* RECORDS TO USE *
-*-*-

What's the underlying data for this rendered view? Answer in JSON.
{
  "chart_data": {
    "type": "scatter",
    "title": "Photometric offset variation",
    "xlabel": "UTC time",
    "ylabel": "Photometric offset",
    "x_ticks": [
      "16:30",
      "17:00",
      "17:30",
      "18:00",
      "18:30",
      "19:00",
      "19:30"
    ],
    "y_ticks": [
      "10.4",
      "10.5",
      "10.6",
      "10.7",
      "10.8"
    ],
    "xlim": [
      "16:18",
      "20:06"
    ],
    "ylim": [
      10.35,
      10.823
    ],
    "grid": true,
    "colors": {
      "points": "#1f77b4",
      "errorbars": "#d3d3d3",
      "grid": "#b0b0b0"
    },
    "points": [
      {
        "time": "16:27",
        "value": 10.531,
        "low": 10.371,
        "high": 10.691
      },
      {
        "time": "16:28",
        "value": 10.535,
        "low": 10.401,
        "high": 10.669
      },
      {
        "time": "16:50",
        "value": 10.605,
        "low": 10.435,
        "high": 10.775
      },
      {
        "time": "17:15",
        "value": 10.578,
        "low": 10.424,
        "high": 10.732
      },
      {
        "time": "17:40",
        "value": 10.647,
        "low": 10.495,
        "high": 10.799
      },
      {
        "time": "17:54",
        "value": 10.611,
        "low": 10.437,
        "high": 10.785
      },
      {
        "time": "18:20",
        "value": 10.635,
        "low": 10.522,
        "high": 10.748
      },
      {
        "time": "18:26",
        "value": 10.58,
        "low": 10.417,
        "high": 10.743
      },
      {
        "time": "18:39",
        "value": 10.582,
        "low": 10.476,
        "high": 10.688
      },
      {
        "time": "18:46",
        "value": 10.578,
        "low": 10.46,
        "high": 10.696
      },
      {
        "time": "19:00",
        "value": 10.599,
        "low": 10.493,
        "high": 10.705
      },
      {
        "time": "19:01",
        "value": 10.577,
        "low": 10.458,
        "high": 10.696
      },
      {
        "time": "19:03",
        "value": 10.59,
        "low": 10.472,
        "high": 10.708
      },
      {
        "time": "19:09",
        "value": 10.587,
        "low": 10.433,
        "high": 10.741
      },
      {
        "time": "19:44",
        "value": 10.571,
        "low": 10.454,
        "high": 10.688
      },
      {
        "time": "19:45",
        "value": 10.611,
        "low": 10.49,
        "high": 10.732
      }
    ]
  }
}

-*-*-

* EXERCISE *
Copy the records above exactly as they appear.

* EXERCISE RESPONSE *
What's the underlying data for this rendered view? Answer in JSON.
{
  "chart_data": {
    "type": "scatter",
    "title": "Photometric offset variation",
    "xlabel": "UTC time",
    "ylabel": "Photometric offset",
    "x_ticks": [
      "16:30",
      "17:00",
      "17:30",
      "18:00",
      "18:30",
      "19:00",
      "19:30"
    ],
    "y_ticks": [
      "10.4",
      "10.5",
      "10.6",
      "10.7",
      "10.8"
    ],
    "xlim": [
      "16:18",
      "20:06"
    ],
    "ylim": [
      10.35,
      10.823
    ],
    "grid": true,
    "colors": {
      "points": "#1f77b4",
      "errorbars": "#d3d3d3",
      "grid": "#b0b0b0"
    },
    "points": [
      {
        "time": "16:27",
        "value": 10.531,
        "low": 10.371,
        "high": 10.691
      },
      {
        "time": "16:28",
        "value": 10.535,
        "low": 10.401,
        "high": 10.669
      },
      {
        "time": "16:50",
        "value": 10.605,
        "low": 10.435,
        "high": 10.775
      },
      {
        "time": "17:15",
        "value": 10.578,
        "low": 10.424,
        "high": 10.732
      },
      {
        "time": "17:40",
        "value": 10.647,
        "low": 10.495,
        "high": 10.799
      },
      {
        "time": "17:54",
        "value": 10.611,
        "low": 10.437,
        "high": 10.785
      },
      {
        "time": "18:20",
        "value": 10.635,
        "low": 10.522,
        "high": 10.748
      },
      {
        "time": "18:26",
        "value": 10.58,
        "low": 10.417,
        "high": 10.743
      },
      {
        "time": "18:39",
        "value": 10.582,
        "low": 10.476,
        "high": 10.688
      },
      {
        "time": "18:46",
        "value": 10.578,
        "low": 10.46,
        "high": 10.696
      },
      {
        "time": "19:00",
        "value": 10.599,
        "low": 10.493,
        "high": 10.705
      },
      {
        "time": "19:01",
        "value": 10.577,
        "low": 10.458,
        "high": 10.696
      },
      {
        "time": "19:03",
        "value": 10.59,
        "low": 10.472,
        "high": 10.708
      },
      {
        "time": "19:09",
        "value": 10.587,
        "low": 10.433,
        "high": 10.741
      },
      {
        "time": "19:44",
        "value": 10.571,
        "low": 10.454,
        "high": 10.688
      },
      {
        "time": "19:45",
        "value": 10.611,
        "low": 10.49,
        "high": 10.732
      }
    ]
  }
}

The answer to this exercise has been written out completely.